### [PROMPT]
Quote the records that follow in full, leaving the pictures out.

────────────────────────────────────────

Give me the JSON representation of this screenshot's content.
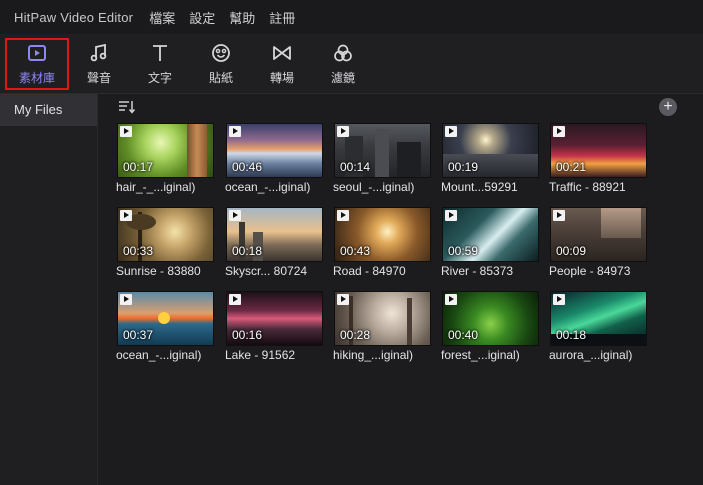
{
  "app": {
    "title": "HitPaw Video Editor"
  },
  "menu": [
    "檔案",
    "設定",
    "幫助",
    "註冊"
  ],
  "toolbar": {
    "items": [
      {
        "label": "素材庫",
        "icon": "media-icon",
        "active": true
      },
      {
        "label": "聲音",
        "icon": "music-note-icon"
      },
      {
        "label": "文字",
        "icon": "text-icon"
      },
      {
        "label": "貼紙",
        "icon": "sticker-icon"
      },
      {
        "label": "轉場",
        "icon": "transition-icon"
      },
      {
        "label": "濾鏡",
        "icon": "filter-icon"
      }
    ]
  },
  "sidebar": {
    "items": [
      {
        "label": "My Files",
        "selected": true
      }
    ]
  },
  "clips": [
    {
      "name": "hair_-_...iginal)",
      "duration": "00:17"
    },
    {
      "name": "ocean_-...iginal)",
      "duration": "00:46"
    },
    {
      "name": "seoul_-...iginal)",
      "duration": "00:14"
    },
    {
      "name": "Mount...59291",
      "duration": "00:19"
    },
    {
      "name": "Traffic - 88921",
      "duration": "00:21"
    },
    {
      "name": "Sunrise - 83880",
      "duration": "00:33"
    },
    {
      "name": "Skyscr... 80724",
      "duration": "00:18"
    },
    {
      "name": "Road - 84970",
      "duration": "00:43"
    },
    {
      "name": "River - 85373",
      "duration": "00:59"
    },
    {
      "name": "People - 84973",
      "duration": "00:09"
    },
    {
      "name": "ocean_-...iginal)",
      "duration": "00:37"
    },
    {
      "name": "Lake - 91562",
      "duration": "00:16"
    },
    {
      "name": "hiking_...iginal)",
      "duration": "00:28"
    },
    {
      "name": "forest_...iginal)",
      "duration": "00:40"
    },
    {
      "name": "aurora_...iginal)",
      "duration": "00:18"
    }
  ],
  "colors": {
    "accent": "#8d86f5",
    "highlight_border": "#e01515"
  }
}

────────────────────────────────────────

### [REPLY TO THE TASK]
Give me the JSON representation of this screenshot's content.
{
  "app": {
    "title": "HitPaw Video Editor"
  },
  "menu": [
    "檔案",
    "設定",
    "幫助",
    "註冊"
  ],
  "toolbar": {
    "items": [
      {
        "label": "素材庫",
        "icon": "media-icon",
        "active": true
      },
      {
        "label": "聲音",
        "icon": "music-note-icon"
      },
      {
        "label": "文字",
        "icon": "text-icon"
      },
      {
        "label": "貼紙",
        "icon": "sticker-icon"
      },
      {
        "label": "轉場",
        "icon": "transition-icon"
      },
      {
        "label": "濾鏡",
        "icon": "filter-icon"
      }
    ]
  },
  "sidebar": {
    "items": [
      {
        "label": "My Files",
        "selected": true
      }
    ]
  },
  "clips": [
    {
      "name": "hair_-_...iginal)",
      "duration": "00:17"
    },
    {
      "name": "ocean_-...iginal)",
      "duration": "00:46"
    },
    {
      "name": "seoul_-...iginal)",
      "duration": "00:14"
    },
    {
      "name": "Mount...59291",
      "duration": "00:19"
    },
    {
      "name": "Traffic - 88921",
      "duration": "00:21"
    },
    {
      "name": "Sunrise - 83880",
      "duration": "00:33"
    },
    {
      "name": "Skyscr... 80724",
      "duration": "00:18"
    },
    {
      "name": "Road - 84970",
      "duration": "00:43"
    },
    {
      "name": "River - 85373",
      "duration": "00:59"
    },
    {
      "name": "People - 84973",
      "duration": "00:09"
    },
    {
      "name": "ocean_-...iginal)",
      "duration": "00:37"
    },
    {
      "name": "Lake - 91562",
      "duration": "00:16"
    },
    {
      "name": "hiking_...iginal)",
      "duration": "00:28"
    },
    {
      "name": "forest_...iginal)",
      "duration": "00:40"
    },
    {
      "name": "aurora_...iginal)",
      "duration": "00:18"
    }
  ],
  "colors": {
    "accent": "#8d86f5",
    "highlight_border": "#e01515"
  }
}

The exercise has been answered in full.